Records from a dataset
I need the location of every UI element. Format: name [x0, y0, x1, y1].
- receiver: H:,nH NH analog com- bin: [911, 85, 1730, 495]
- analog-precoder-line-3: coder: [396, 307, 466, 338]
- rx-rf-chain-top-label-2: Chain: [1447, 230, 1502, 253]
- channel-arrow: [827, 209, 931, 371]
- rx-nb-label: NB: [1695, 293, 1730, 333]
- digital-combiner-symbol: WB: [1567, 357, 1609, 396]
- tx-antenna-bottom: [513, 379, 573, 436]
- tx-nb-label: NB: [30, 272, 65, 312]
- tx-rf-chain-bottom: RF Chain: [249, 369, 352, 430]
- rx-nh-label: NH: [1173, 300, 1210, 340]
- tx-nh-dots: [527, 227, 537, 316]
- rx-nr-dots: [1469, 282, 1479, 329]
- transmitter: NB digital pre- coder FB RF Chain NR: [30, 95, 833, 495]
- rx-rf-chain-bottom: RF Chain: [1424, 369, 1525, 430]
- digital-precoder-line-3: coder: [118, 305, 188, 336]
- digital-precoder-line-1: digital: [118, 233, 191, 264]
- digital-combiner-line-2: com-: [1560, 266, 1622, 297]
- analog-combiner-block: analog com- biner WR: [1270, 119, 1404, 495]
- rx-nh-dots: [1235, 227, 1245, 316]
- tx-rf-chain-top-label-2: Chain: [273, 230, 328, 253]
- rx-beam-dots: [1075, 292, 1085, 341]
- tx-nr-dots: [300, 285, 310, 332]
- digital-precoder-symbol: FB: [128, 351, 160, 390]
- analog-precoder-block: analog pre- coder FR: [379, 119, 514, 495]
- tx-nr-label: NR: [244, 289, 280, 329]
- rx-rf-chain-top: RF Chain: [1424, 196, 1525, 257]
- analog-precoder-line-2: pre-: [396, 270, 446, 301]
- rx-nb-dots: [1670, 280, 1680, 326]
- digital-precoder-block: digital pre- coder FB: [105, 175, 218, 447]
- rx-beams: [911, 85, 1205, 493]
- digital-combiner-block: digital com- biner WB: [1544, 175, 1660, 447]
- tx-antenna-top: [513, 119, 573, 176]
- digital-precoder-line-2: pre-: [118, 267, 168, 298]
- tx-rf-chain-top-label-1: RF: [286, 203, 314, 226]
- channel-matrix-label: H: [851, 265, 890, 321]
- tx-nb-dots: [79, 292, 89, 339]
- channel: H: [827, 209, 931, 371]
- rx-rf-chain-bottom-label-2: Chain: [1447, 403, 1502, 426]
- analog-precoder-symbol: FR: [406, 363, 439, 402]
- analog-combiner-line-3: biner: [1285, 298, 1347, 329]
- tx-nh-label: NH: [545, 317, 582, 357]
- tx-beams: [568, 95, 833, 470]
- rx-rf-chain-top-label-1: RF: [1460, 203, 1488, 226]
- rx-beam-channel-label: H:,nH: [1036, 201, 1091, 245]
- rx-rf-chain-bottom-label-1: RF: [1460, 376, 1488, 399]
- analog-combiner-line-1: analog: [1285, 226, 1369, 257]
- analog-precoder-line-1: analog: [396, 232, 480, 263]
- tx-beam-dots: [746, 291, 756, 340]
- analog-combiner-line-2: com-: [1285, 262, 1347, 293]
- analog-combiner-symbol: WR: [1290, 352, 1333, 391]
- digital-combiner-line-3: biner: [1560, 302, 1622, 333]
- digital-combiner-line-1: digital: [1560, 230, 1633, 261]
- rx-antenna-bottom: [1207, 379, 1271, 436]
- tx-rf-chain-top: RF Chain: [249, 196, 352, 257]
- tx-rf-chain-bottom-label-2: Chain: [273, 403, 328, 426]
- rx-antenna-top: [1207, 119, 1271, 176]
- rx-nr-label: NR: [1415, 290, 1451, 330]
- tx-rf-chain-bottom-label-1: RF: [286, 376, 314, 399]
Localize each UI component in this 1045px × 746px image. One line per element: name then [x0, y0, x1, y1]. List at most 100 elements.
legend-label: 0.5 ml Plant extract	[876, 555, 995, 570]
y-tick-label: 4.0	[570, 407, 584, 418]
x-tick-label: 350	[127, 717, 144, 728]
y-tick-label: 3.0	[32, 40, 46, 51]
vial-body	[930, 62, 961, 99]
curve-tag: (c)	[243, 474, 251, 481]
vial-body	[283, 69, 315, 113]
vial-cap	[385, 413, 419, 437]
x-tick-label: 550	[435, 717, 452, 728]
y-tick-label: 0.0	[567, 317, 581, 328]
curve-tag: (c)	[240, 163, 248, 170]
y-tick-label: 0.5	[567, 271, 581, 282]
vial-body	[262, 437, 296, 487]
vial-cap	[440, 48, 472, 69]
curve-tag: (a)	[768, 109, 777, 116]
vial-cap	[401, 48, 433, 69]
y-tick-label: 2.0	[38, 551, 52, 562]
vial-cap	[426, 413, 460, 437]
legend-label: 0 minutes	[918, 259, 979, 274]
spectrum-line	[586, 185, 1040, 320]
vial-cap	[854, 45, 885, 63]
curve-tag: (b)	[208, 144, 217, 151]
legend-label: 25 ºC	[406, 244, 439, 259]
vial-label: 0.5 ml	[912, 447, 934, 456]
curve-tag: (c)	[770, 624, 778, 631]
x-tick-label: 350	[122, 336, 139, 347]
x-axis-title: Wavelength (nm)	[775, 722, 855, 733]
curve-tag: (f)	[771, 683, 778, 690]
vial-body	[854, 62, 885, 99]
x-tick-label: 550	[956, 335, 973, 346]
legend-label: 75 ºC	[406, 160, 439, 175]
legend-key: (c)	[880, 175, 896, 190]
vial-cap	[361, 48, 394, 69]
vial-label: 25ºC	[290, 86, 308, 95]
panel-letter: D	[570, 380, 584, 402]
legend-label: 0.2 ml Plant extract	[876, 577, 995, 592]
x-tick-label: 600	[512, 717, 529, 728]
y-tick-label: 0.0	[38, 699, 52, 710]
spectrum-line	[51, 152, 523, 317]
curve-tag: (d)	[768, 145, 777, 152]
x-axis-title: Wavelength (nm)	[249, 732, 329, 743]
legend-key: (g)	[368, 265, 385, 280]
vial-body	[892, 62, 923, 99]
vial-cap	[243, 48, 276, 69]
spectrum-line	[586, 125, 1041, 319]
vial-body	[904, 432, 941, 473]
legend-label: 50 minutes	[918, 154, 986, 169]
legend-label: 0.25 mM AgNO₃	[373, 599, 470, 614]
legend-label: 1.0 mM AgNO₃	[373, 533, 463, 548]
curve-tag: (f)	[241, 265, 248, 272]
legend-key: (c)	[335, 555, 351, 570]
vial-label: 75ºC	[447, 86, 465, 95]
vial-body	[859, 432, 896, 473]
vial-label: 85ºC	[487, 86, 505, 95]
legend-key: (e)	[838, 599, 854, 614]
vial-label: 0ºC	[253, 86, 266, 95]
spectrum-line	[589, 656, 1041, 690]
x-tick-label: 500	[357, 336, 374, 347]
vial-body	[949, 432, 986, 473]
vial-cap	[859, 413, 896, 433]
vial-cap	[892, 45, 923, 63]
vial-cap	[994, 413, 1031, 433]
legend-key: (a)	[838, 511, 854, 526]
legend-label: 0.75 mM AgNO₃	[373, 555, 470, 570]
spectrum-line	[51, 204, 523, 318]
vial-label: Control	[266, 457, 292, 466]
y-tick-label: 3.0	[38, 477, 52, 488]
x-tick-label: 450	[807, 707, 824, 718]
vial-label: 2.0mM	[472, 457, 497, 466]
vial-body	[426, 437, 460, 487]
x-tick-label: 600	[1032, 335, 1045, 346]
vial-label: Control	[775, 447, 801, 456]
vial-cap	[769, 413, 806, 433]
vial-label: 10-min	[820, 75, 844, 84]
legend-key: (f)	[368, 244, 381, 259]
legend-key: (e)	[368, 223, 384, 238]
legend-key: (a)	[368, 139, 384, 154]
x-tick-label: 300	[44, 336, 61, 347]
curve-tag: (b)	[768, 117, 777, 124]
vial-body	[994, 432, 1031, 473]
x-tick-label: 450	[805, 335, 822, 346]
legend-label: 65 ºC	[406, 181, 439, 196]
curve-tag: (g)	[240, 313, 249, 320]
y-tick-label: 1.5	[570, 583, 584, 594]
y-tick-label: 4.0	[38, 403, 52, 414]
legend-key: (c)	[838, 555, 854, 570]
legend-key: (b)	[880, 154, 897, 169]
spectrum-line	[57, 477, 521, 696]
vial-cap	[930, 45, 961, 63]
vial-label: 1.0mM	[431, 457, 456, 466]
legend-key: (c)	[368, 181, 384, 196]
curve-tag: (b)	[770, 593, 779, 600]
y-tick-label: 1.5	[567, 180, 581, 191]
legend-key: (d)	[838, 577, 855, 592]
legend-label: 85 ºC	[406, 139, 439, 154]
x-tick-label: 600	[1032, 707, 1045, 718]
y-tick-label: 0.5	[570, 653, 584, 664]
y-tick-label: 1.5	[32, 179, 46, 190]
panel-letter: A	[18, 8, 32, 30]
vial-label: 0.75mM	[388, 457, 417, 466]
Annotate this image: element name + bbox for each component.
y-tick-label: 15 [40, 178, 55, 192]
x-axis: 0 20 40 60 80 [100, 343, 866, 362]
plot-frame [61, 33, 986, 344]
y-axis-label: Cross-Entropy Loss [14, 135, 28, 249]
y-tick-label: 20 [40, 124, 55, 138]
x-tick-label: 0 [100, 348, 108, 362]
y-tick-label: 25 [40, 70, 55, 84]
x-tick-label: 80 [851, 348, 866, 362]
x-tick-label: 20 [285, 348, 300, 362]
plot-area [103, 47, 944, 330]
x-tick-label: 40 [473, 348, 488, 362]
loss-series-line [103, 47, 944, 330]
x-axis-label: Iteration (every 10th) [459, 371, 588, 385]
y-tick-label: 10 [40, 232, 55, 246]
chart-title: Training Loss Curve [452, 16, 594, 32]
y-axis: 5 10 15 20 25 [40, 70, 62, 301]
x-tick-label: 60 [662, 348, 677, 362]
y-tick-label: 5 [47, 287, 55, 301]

Task:
Rewrite the listing, starting at its first line and ending at the line containing "- analog-combiner-block: analog". Replace "analog" with "hybrid" and leave everything else unchanged.

Answer in full:
I need the location of every UI element. Format: name [x0, y0, x1, y1].
- receiver: H:,nH NH hybrid com- bin: [911, 85, 1730, 495]
- hybrid-precoder-line-3: coder: [396, 307, 466, 338]
- rx-rf-chain-top-label-2: Chain: [1447, 230, 1502, 253]
- channel-arrow: [827, 209, 931, 371]
- rx-nb-label: NB: [1695, 293, 1730, 333]
- digital-combiner-symbol: WB: [1567, 357, 1609, 396]
- tx-antenna-bottom: [513, 379, 573, 436]
- tx-nb-label: NB: [30, 272, 65, 312]
- tx-rf-chain-bottom: RF Chain: [249, 369, 352, 430]
- rx-nh-label: NH: [1173, 300, 1210, 340]
- tx-nh-dots: [527, 227, 537, 316]
- rx-nr-dots: [1469, 282, 1479, 329]
- transmitter: NB digital pre- coder FB RF Chain NR: [30, 95, 833, 495]
- rx-rf-chain-bottom: RF Chain: [1424, 369, 1525, 430]
- digital-precoder-line-3: coder: [118, 305, 188, 336]
- digital-precoder-line-1: digital: [118, 233, 191, 264]
- digital-combiner-line-2: com-: [1560, 266, 1622, 297]
- hybrid-combiner-block: hybrid com- biner WR: [1270, 119, 1404, 495]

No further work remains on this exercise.